_ACTIONS TO TAKE_
1. In the account of reporting from Libya, why does the writer call the western front "still under-reported"?
2. From the account of reporting from Libya, quote the stretch from "By late May, the" through "where I was.".
*** Opening TEXT PROVIDED ***
I soon realized that reporting from Libya involved either being voluntarily “imprisoned” in a golden jail by Gaddafi’s regime, or “embedding” with the Libyan rebels on the country’s different fronts. I chose the latter.
As the weeks went by, the Libyan war turned into a stalemate situation in Libya’s eastern front as well as in Misrata – a besieged rebel coastal enclave in the center of the country.
It wasn’t until mid-May when I discovered there was also a “mysterious” and still under-reported third front in western Libya. Surprisingly, only a few journalists had entered the country via the Tunisian border through the Nafusa mountains – a mountain region which hosts Libya’s biggest Berber population.
I had read all those statements where Gaddafi described the rebel side as a group of “drug addicts and al-Qaeda members” assisted by “foreign mercenaries”. I was curious what I was going to find once I set foot in Libya.
By late May, the Nafusa mountain range was under constant bombing from Gaddafi’s positions down the valley. My very first and obvious experience was that Gaddafi had been, and still was, bombing the civilian population, at least where I was.
*** Closing TEXT PROVIDED ***
*** Opening DATA EXTRACT ***
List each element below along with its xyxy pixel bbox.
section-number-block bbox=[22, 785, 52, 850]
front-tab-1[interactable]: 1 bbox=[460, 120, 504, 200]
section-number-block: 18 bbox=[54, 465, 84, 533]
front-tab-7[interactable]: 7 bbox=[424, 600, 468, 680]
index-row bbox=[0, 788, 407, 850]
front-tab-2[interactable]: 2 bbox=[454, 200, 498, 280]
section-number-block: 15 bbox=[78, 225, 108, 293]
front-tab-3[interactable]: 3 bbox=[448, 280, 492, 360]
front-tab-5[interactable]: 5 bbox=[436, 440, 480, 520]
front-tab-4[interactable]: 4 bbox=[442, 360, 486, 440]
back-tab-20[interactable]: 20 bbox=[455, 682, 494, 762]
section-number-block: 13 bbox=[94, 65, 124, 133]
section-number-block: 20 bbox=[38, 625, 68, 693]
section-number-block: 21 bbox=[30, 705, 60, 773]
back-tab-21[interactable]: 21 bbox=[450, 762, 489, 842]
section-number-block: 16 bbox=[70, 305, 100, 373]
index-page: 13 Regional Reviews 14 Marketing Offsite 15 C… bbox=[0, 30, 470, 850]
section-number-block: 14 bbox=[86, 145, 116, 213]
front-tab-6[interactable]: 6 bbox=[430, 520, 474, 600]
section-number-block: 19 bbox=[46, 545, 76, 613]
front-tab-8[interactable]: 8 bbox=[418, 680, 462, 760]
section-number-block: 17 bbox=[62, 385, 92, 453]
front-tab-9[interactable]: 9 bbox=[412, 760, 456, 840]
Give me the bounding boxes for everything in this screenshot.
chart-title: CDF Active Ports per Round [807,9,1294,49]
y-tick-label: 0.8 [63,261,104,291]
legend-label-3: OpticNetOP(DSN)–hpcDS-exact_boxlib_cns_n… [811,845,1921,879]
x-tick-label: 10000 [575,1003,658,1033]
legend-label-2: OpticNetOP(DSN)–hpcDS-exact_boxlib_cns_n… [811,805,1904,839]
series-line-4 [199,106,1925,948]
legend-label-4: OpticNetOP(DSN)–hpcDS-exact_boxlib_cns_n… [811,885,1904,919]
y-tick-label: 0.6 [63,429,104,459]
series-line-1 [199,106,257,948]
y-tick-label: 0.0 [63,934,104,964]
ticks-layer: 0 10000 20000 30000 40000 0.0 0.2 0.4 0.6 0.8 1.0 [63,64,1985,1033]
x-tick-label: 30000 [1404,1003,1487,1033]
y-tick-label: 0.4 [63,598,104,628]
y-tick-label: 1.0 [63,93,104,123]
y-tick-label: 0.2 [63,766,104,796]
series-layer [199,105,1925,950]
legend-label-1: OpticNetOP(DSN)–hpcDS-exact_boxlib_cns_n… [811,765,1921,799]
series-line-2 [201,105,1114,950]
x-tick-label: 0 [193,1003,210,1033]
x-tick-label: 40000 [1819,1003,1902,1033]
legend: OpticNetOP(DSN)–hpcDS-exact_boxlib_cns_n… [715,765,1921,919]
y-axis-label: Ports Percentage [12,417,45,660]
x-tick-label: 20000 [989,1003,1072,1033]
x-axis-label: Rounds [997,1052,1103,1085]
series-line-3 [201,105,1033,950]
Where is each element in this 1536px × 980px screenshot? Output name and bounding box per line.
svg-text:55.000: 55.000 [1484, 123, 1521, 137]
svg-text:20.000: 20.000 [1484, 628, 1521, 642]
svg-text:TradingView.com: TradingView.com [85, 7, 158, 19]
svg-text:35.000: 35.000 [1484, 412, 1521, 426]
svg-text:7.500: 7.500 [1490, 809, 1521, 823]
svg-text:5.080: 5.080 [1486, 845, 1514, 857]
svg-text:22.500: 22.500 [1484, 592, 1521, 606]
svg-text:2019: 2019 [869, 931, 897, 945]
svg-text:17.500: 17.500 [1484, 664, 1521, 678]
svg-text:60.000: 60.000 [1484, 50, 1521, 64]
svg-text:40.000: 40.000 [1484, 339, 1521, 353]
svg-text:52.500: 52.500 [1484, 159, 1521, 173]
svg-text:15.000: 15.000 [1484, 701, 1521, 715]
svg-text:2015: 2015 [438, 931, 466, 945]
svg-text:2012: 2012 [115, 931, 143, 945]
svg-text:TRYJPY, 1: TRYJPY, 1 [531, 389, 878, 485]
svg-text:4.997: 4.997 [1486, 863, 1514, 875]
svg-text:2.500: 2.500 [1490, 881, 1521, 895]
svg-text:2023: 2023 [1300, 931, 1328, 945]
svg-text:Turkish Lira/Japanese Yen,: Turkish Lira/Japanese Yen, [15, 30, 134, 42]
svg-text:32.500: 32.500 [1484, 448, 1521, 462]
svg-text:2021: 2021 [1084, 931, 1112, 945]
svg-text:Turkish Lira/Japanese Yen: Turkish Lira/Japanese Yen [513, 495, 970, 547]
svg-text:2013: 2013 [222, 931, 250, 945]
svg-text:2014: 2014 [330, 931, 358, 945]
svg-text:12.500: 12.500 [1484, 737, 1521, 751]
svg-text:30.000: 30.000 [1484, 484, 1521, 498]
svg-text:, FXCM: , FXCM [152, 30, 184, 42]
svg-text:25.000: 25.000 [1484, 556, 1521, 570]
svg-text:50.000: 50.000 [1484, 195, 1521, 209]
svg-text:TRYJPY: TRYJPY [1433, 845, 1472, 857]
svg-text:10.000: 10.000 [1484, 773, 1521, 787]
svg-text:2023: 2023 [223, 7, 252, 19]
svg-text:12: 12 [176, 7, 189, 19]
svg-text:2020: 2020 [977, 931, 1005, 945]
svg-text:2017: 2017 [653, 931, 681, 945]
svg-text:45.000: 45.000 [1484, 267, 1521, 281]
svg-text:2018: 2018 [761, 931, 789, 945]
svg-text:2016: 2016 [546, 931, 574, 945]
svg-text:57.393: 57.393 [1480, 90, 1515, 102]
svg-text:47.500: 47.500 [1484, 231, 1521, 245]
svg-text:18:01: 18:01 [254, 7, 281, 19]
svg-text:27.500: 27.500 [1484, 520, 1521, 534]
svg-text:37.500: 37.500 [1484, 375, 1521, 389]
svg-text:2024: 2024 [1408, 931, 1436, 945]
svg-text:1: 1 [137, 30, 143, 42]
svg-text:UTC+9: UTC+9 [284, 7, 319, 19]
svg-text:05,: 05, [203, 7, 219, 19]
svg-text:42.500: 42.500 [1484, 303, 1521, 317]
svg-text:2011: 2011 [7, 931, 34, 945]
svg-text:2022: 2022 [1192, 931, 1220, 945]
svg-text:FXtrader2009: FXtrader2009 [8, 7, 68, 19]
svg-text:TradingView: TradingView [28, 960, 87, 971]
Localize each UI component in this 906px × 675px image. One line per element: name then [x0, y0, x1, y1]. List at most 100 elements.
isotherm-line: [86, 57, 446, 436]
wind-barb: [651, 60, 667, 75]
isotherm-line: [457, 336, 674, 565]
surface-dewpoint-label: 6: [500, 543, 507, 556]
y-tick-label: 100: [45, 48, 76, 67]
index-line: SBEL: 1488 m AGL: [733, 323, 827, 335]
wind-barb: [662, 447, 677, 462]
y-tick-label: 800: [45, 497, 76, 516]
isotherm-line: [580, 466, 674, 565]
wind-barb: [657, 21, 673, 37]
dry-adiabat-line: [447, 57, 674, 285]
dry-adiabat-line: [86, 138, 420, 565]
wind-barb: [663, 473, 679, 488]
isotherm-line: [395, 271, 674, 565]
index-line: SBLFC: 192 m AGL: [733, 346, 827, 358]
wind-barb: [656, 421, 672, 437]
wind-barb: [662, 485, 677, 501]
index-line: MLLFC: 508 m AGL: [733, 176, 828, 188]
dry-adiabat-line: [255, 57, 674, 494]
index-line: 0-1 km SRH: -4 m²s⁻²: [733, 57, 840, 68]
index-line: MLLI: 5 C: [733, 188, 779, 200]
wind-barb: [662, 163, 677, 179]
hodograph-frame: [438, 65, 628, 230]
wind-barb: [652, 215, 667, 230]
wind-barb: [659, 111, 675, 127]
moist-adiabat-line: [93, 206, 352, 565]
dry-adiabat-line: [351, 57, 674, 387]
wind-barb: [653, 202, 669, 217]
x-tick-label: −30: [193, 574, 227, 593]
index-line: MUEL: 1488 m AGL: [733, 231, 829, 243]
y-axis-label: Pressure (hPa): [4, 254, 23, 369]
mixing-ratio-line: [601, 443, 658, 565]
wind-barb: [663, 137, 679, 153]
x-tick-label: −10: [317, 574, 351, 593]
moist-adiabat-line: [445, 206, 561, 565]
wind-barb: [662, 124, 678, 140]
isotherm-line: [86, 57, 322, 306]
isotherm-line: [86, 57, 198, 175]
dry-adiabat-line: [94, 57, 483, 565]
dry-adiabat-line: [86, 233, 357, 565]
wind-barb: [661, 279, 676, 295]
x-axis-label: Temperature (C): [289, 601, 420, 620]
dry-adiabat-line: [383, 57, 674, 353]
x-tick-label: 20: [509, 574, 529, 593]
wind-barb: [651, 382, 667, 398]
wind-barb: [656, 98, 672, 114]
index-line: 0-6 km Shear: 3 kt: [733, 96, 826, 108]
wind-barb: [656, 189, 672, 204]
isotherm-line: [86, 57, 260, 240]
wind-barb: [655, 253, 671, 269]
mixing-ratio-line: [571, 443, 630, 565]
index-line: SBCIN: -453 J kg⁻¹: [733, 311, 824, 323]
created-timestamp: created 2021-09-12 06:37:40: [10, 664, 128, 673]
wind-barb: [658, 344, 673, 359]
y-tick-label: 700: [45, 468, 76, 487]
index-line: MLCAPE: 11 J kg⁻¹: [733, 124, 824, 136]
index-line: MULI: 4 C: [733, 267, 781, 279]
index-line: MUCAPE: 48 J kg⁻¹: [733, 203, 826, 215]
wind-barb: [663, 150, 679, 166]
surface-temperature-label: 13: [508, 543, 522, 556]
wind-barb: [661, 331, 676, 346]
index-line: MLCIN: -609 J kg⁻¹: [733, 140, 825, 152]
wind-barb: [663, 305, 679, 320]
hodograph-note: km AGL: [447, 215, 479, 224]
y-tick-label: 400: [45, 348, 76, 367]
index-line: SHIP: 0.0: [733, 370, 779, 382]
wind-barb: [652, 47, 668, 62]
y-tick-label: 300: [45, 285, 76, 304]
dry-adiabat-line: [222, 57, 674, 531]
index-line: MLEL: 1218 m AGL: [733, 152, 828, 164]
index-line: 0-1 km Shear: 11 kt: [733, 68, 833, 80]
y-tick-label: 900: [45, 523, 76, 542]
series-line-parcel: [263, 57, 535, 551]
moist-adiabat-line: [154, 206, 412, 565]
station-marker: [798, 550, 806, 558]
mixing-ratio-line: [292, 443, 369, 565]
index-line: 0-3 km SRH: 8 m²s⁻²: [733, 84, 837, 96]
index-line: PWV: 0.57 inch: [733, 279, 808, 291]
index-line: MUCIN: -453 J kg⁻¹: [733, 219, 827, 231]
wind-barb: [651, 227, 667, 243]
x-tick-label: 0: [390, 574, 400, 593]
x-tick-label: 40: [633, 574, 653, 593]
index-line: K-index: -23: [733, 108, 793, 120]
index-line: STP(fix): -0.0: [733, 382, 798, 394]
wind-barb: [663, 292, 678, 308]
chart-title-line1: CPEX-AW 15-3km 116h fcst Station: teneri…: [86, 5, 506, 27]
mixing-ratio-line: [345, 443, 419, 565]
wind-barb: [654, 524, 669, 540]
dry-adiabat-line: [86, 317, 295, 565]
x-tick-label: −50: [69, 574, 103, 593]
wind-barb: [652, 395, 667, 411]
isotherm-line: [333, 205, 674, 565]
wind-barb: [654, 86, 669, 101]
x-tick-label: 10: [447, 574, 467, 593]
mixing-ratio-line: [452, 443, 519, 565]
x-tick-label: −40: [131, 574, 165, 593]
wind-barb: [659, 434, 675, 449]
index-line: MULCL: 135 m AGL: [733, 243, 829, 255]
*** Closing DATA EXTRACT ***
_RESULTS_
1. Only a few journalists had entered the country through the Tunisian border and the Nafusa mountains, the region where this third front lay. As a result, little reporting had come from there, even by mid-May.

2.
By late May, the Nafusa mountain range was under constant bombing from Gaddafi’s positions down the valley. My very first and obvious experience was that Gaddafi had been, and still was, bombing the civilian population, at least where I was.